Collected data
- - - -

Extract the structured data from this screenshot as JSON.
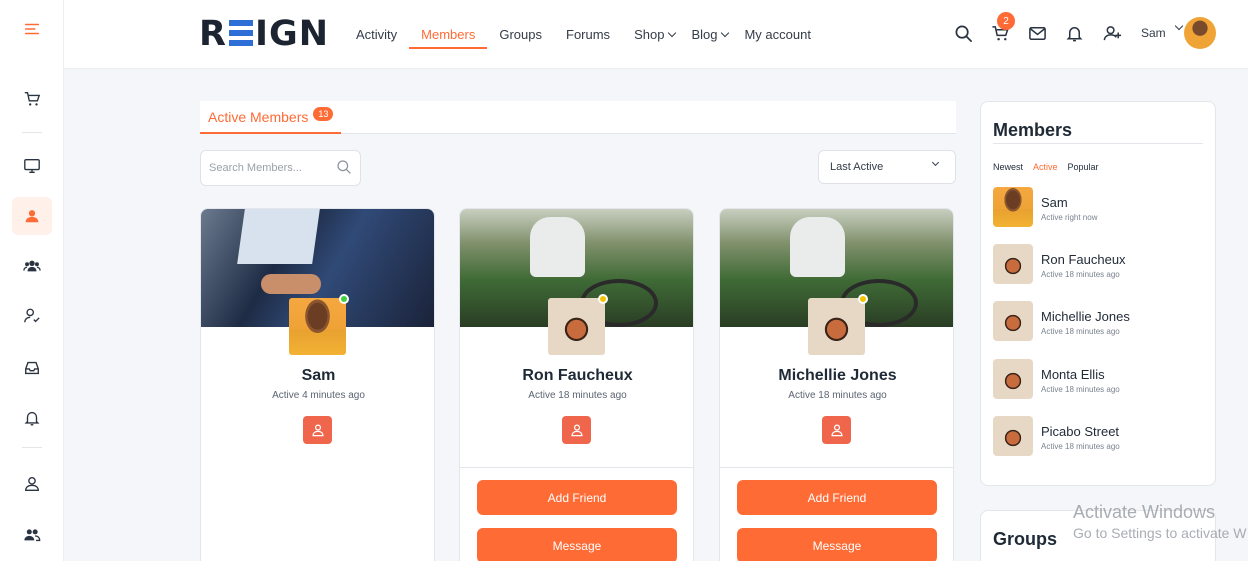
{
  "brand": {
    "logo": "REIGN",
    "accent": "#ff6b35"
  },
  "nav": [
    {
      "label": "Activity",
      "active": false,
      "has_menu": false
    },
    {
      "label": "Members",
      "active": true,
      "has_menu": false
    },
    {
      "label": "Groups",
      "active": false,
      "has_menu": false
    },
    {
      "label": "Forums",
      "active": false,
      "has_menu": false
    },
    {
      "label": "Shop",
      "active": false,
      "has_menu": true
    },
    {
      "label": "Blog",
      "active": false,
      "has_menu": true
    },
    {
      "label": "My account",
      "active": false,
      "has_menu": false
    }
  ],
  "header": {
    "cart_count": "2",
    "user_name": "Sam"
  },
  "sidebar": {
    "icons": [
      "menu-icon",
      "cart-icon",
      "monitor-icon",
      "members-icon",
      "groups-icon",
      "user-check-icon",
      "inbox-icon",
      "bell-icon",
      "profile-icon",
      "friends-icon"
    ]
  },
  "tabs": {
    "label": "Active Members",
    "count": "13"
  },
  "search": {
    "placeholder": "Search Members..."
  },
  "sort": {
    "selected": "Last Active"
  },
  "members": [
    {
      "name": "Sam",
      "activity": "Active 4 minutes ago",
      "status": "online",
      "friend_label": "",
      "message_label": ""
    },
    {
      "name": "Ron Faucheux",
      "activity": "Active 18 minutes ago",
      "status": "away",
      "friend_label": "Add Friend",
      "message_label": "Message"
    },
    {
      "name": "Michellie Jones",
      "activity": "Active 18 minutes ago",
      "status": "away",
      "friend_label": "Add Friend",
      "message_label": "Message"
    }
  ],
  "widget": {
    "title": "Members",
    "tabs": [
      "Newest",
      "Active",
      "Popular"
    ],
    "active_tab": "Active",
    "items": [
      {
        "name": "Sam",
        "activity": "Active right now"
      },
      {
        "name": "Ron Faucheux",
        "activity": "Active 18 minutes ago"
      },
      {
        "name": "Michellie Jones",
        "activity": "Active 18 minutes ago"
      },
      {
        "name": "Monta Ellis",
        "activity": "Active 18 minutes ago"
      },
      {
        "name": "Picabo Street",
        "activity": "Active 18 minutes ago"
      }
    ]
  },
  "widget2": {
    "title": "Groups"
  },
  "watermark": {
    "line1": "Activate Windows",
    "line2": "Go to Settings to activate W"
  }
}
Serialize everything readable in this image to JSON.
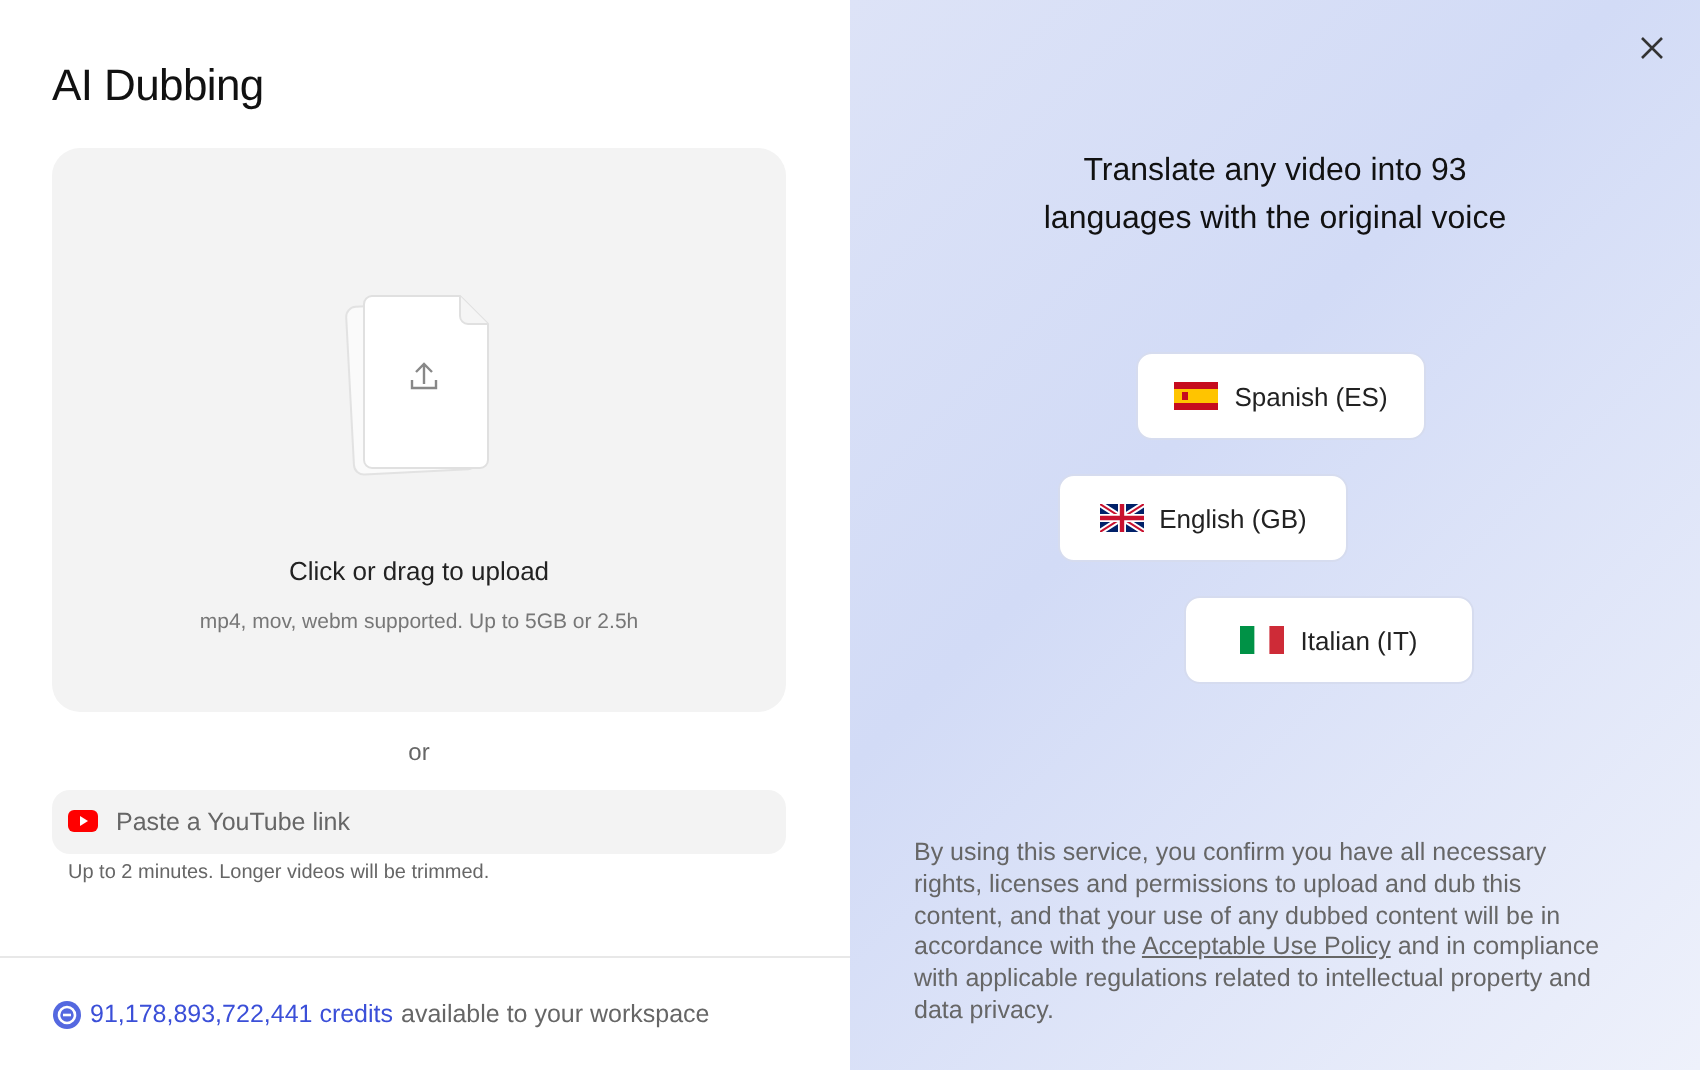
{
  "title": "AI Dubbing",
  "upload": {
    "label": "Click or drag to upload",
    "hint": "mp4, mov, webm supported. Up to 5GB or 2.5h"
  },
  "separator": "or",
  "youtube": {
    "placeholder": "Paste a YouTube link",
    "hint": "Up to 2 minutes. Longer videos will be trimmed."
  },
  "credits": {
    "amount": "91,178,893,722,441 credits",
    "text": "available to your workspace"
  },
  "promo": {
    "heading": "Translate any video into 93 languages with the original voice",
    "languages": [
      {
        "kind": "es",
        "label": "Spanish (ES)"
      },
      {
        "kind": "gb",
        "label": "English (GB)"
      },
      {
        "kind": "it",
        "label": "Italian (IT)"
      }
    ]
  },
  "disclaimer": {
    "before": "By using this service, you confirm you have all necessary rights, licenses and permissions to upload and dub this content, and that your use of any dubbed content will be in accordance with the",
    "link": "Acceptable Use Policy",
    "after": "and in compliance with applicable regulations related to intellectual property and data privacy."
  }
}
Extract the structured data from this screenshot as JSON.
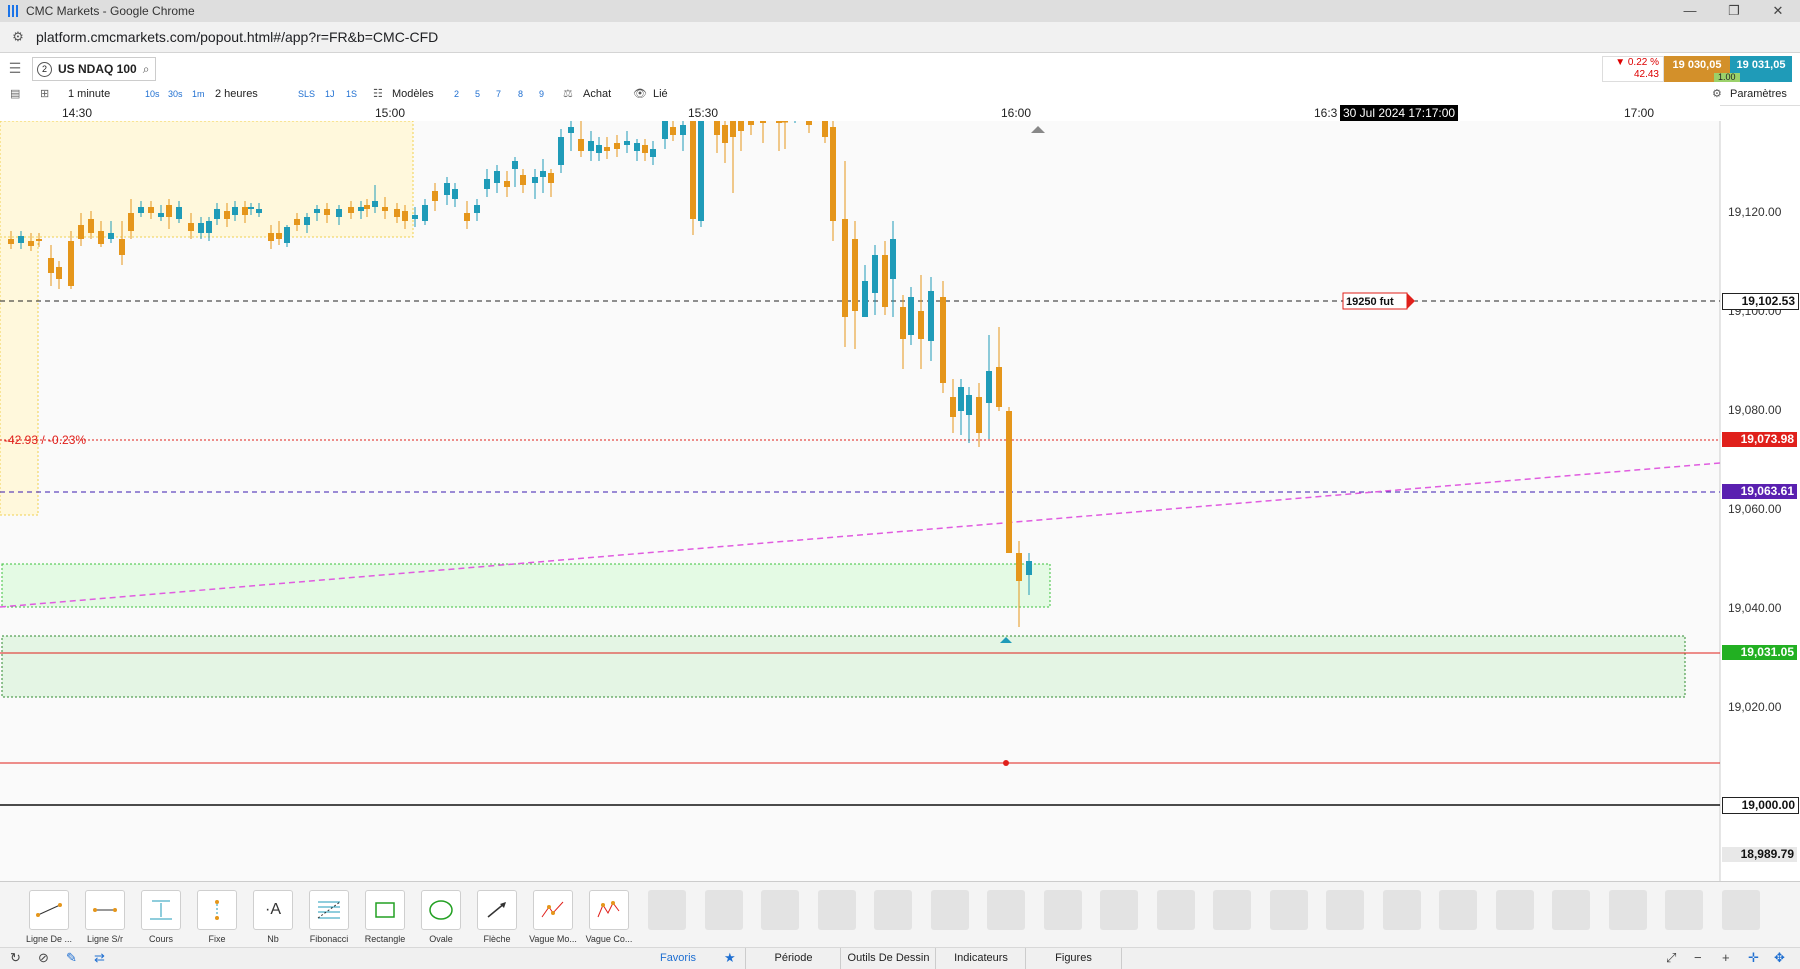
{
  "window": {
    "title": "CMC Markets - Google Chrome",
    "controls": [
      "—",
      "❐",
      "✕"
    ]
  },
  "browser": {
    "url": "platform.cmcmarkets.com/popout.html#/app?r=FR&b=CMC-CFD"
  },
  "instrument": {
    "index": "2",
    "name": "US NDAQ 100"
  },
  "quote": {
    "change_pct": "▼ 0.22 %",
    "change_abs": "42.43",
    "sell": "19 030,05",
    "buy": "19 031,05",
    "spread": "1.00"
  },
  "toolbar": {
    "interval": "1 minute",
    "intervals_short": [
      "10s",
      "30s",
      "1m"
    ],
    "range": "2 heures",
    "modes": [
      "SLS",
      "1J",
      "1S"
    ],
    "templates_label": "Modèles",
    "numbers": [
      "2",
      "5",
      "7",
      "8",
      "9"
    ],
    "buy_label": "Achat",
    "link_label": "Lié",
    "settings_label": "Paramètres"
  },
  "time_axis": {
    "ticks": [
      "14:30",
      "15:00",
      "15:30",
      "16:00",
      "16:3",
      "17:00"
    ],
    "cursor": "30 Jul 2024 17:17:00"
  },
  "price_axis": {
    "ticks": [
      "19,120.00",
      "19,100.00",
      "19,080.00",
      "19,060.00",
      "19,040.00",
      "19,020.00"
    ],
    "tags": {
      "level_black_dash": "19,102.53",
      "prev_close": "19,073.98",
      "purple_level": "19,063.61",
      "current": "19,031.05",
      "round": "19,000.00",
      "low": "18,989.79"
    }
  },
  "annotations": {
    "change_text": "-42.93 / -0.23%",
    "fut_label": "19250 fut"
  },
  "colors": {
    "up": "#1f9bb8",
    "down": "#e5961b",
    "prev_close": "#e0201b",
    "purple": "#5a20b0",
    "trend": "#e05ce0",
    "zone": "#4ccf4c"
  },
  "drawing_tools": [
    "Ligne De ...",
    "Ligne S/r",
    "Cours",
    "Fixe",
    "Nb",
    "Fibonacci",
    "Rectangle",
    "Ovale",
    "Flèche",
    "Vague Mo...",
    "Vague Co..."
  ],
  "bottom_tabs": [
    "Favoris",
    "Période",
    "Outils De Dessin",
    "Indicateurs",
    "Figures"
  ]
}
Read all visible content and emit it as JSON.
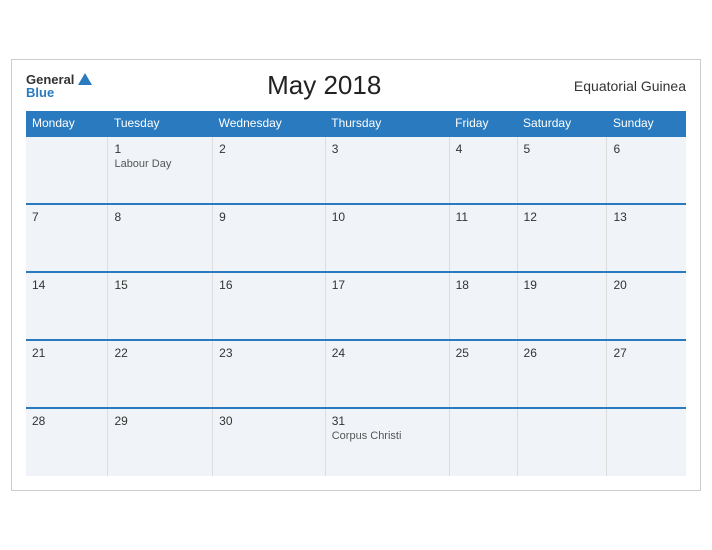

- - - -

Without including any pictures, print all of the material exactly as given.

Extract the structured data from this screenshot as JSON.
{
  "brand": {
    "logo": "REIGN",
    "accent": "#ff6b35"
  },
  "nav": [
    {
      "label": "Activity",
      "active": false,
      "has_menu": false
    },
    {
      "label": "Members",
      "active": true,
      "has_menu": false
    },
    {
      "label": "Groups",
      "active": false,
      "has_menu": false
    },
    {
      "label": "Forums",
      "active": false,
      "has_menu": false
    },
    {
      "label": "Shop",
      "active": false,
      "has_menu": true
    },
    {
      "label": "Blog",
      "active": false,
      "has_menu": true
    },
    {
      "label": "My account",
      "active": false,
      "has_menu": false
    }
  ],
  "header": {
    "cart_count": "2",
    "user_name": "Sam"
  },
  "sidebar": {
    "icons": [
      "menu-icon",
      "cart-icon",
      "monitor-icon",
      "members-icon",
      "groups-icon",
      "user-check-icon",
      "inbox-icon",
      "bell-icon",
      "profile-icon",
      "friends-icon"
    ]
  },
  "tabs": {
    "label": "Active Members",
    "count": "13"
  },
  "search": {
    "placeholder": "Search Members..."
  },
  "sort": {
    "selected": "Last Active"
  },
  "members": [
    {
      "name": "Sam",
      "activity": "Active 4 minutes ago",
      "status": "online",
      "friend_label": "",
      "message_label": ""
    },
    {
      "name": "Ron Faucheux",
      "activity": "Active 18 minutes ago",
      "status": "away",
      "friend_label": "Add Friend",
      "message_label": "Message"
    },
    {
      "name": "Michellie Jones",
      "activity": "Active 18 minutes ago",
      "status": "away",
      "friend_label": "Add Friend",
      "message_label": "Message"
    }
  ],
  "widget": {
    "title": "Members",
    "tabs": [
      "Newest",
      "Active",
      "Popular"
    ],
    "active_tab": "Active",
    "items": [
      {
        "name": "Sam",
        "activity": "Active right now"
      },
      {
        "name": "Ron Faucheux",
        "activity": "Active 18 minutes ago"
      },
      {
        "name": "Michellie Jones",
        "activity": "Active 18 minutes ago"
      },
      {
        "name": "Monta Ellis",
        "activity": "Active 18 minutes ago"
      },
      {
        "name": "Picabo Street",
        "activity": "Active 18 minutes ago"
      }
    ]
  },
  "widget2": {
    "title": "Groups"
  },
  "watermark": {
    "line1": "Activate Windows",
    "line2": "Go to Settings to activate W"
  }
}
Serialize everything readable in this image to JSON.
{
  "title": "AI Dubbing",
  "upload": {
    "label": "Click or drag to upload",
    "hint": "mp4, mov, webm supported. Up to 5GB or 2.5h"
  },
  "separator": "or",
  "youtube": {
    "placeholder": "Paste a YouTube link",
    "hint": "Up to 2 minutes. Longer videos will be trimmed."
  },
  "credits": {
    "amount": "91,178,893,722,441 credits",
    "text": "available to your workspace"
  },
  "promo": {
    "heading": "Translate any video into 93 languages with the original voice",
    "languages": [
      {
        "kind": "es",
        "label": "Spanish (ES)"
      },
      {
        "kind": "gb",
        "label": "English (GB)"
      },
      {
        "kind": "it",
        "label": "Italian (IT)"
      }
    ]
  },
  "disclaimer": {
    "before": "By using this service, you confirm you have all necessary rights, licenses and permissions to upload and dub this content, and that your use of any dubbed content will be in accordance with the",
    "link": "Acceptable Use Policy",
    "after": "and in compliance with applicable regulations related to intellectual property and data privacy."
  }
}
Extract the structured data from this screenshot as JSON.
{
  "window": {
    "title": "CMC Markets - Google Chrome",
    "controls": [
      "—",
      "❐",
      "✕"
    ]
  },
  "browser": {
    "url": "platform.cmcmarkets.com/popout.html#/app?r=FR&b=CMC-CFD"
  },
  "instrument": {
    "index": "2",
    "name": "US NDAQ 100"
  },
  "quote": {
    "change_pct": "▼ 0.22 %",
    "change_abs": "42.43",
    "sell": "19 030,05",
    "buy": "19 031,05",
    "spread": "1.00"
  },
  "toolbar": {
    "interval": "1 minute",
    "intervals_short": [
      "10s",
      "30s",
      "1m"
    ],
    "range": "2 heures",
    "modes": [
      "SLS",
      "1J",
      "1S"
    ],
    "templates_label": "Modèles",
    "numbers": [
      "2",
      "5",
      "7",
      "8",
      "9"
    ],
    "buy_label": "Achat",
    "link_label": "Lié",
    "settings_label": "Paramètres"
  },
  "time_axis": {
    "ticks": [
      "14:30",
      "15:00",
      "15:30",
      "16:00",
      "16:3",
      "17:00"
    ],
    "cursor": "30 Jul 2024 17:17:00"
  },
  "price_axis": {
    "ticks": [
      "19,120.00",
      "19,100.00",
      "19,080.00",
      "19,060.00",
      "19,040.00",
      "19,020.00"
    ],
    "tags": {
      "level_black_dash": "19,102.53",
      "prev_close": "19,073.98",
      "purple_level": "19,063.61",
      "current": "19,031.05",
      "round": "19,000.00",
      "low": "18,989.79"
    }
  },
  "annotations": {
    "change_text": "-42.93 / -0.23%",
    "fut_label": "19250 fut"
  },
  "colors": {
    "up": "#1f9bb8",
    "down": "#e5961b",
    "prev_close": "#e0201b",
    "purple": "#5a20b0",
    "trend": "#e05ce0",
    "zone": "#4ccf4c"
  },
  "drawing_tools": [
    "Ligne De ...",
    "Ligne S/r",
    "Cours",
    "Fixe",
    "Nb",
    "Fibonacci",
    "Rectangle",
    "Ovale",
    "Flèche",
    "Vague Mo...",
    "Vague Co..."
  ],
  "bottom_tabs": [
    "Favoris",
    "Période",
    "Outils De Dessin",
    "Indicateurs",
    "Figures"
  ]
}
Read all visible content and emit it as JSON.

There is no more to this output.